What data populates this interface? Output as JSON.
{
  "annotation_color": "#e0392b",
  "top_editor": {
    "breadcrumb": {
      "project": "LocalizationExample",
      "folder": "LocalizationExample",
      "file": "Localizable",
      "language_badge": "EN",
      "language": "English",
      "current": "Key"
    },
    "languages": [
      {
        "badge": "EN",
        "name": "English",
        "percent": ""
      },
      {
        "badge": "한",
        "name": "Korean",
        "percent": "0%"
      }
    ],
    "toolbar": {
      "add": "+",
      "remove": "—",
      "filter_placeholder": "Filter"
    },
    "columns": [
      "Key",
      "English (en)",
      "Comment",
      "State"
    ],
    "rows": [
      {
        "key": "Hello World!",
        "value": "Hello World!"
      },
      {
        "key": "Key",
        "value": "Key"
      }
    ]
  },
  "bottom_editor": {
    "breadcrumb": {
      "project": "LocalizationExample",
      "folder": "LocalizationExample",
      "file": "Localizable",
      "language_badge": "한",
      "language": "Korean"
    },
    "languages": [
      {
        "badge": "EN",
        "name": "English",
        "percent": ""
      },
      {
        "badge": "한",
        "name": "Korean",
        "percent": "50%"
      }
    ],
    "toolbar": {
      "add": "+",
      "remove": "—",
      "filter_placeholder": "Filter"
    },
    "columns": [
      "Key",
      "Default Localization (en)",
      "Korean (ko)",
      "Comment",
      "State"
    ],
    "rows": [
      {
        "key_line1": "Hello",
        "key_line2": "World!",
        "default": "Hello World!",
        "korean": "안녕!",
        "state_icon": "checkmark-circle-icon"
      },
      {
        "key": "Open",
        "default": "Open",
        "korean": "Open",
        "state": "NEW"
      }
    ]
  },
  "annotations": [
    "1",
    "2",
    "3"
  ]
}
───
### To be done
Go through the records above, find every line with the word "percent", and list those lines.

### Problem solution
        "percent": ""
        "percent": "0%"
        "percent": ""
        "percent": "50%"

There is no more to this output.